#### Exercise brief
Copy all of the data below line for line, changing nothing.

Part of a data file
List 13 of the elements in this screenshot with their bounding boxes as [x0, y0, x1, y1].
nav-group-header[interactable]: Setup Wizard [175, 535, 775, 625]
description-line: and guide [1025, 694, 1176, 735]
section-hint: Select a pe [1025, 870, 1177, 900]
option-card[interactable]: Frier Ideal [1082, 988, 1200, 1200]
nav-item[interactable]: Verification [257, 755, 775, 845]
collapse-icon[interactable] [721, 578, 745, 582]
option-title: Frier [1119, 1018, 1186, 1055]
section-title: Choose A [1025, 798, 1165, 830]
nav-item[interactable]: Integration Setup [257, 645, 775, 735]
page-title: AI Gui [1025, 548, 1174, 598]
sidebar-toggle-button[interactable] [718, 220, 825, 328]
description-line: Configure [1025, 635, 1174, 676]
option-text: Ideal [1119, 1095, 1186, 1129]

#### Solution
List 13 of the elements in this screenshot with their bounding boxes as [x0, y0, x1, y1].
nav-group-header[interactable]: Setup Wizard [175, 535, 775, 625]
description-line: and guide [1025, 694, 1176, 735]
section-hint: Select a pe [1025, 870, 1177, 900]
option-card[interactable]: Frier Ideal [1082, 988, 1200, 1200]
nav-item[interactable]: Verification [257, 755, 775, 845]
collapse-icon[interactable] [721, 578, 745, 582]
option-title: Frier [1119, 1018, 1186, 1055]
section-title: Choose A [1025, 798, 1165, 830]
nav-item[interactable]: Integration Setup [257, 645, 775, 735]
page-title: AI Gui [1025, 548, 1174, 598]
sidebar-toggle-button[interactable] [718, 220, 825, 328]
description-line: Configure [1025, 635, 1174, 676]
option-text: Ideal [1119, 1095, 1186, 1129]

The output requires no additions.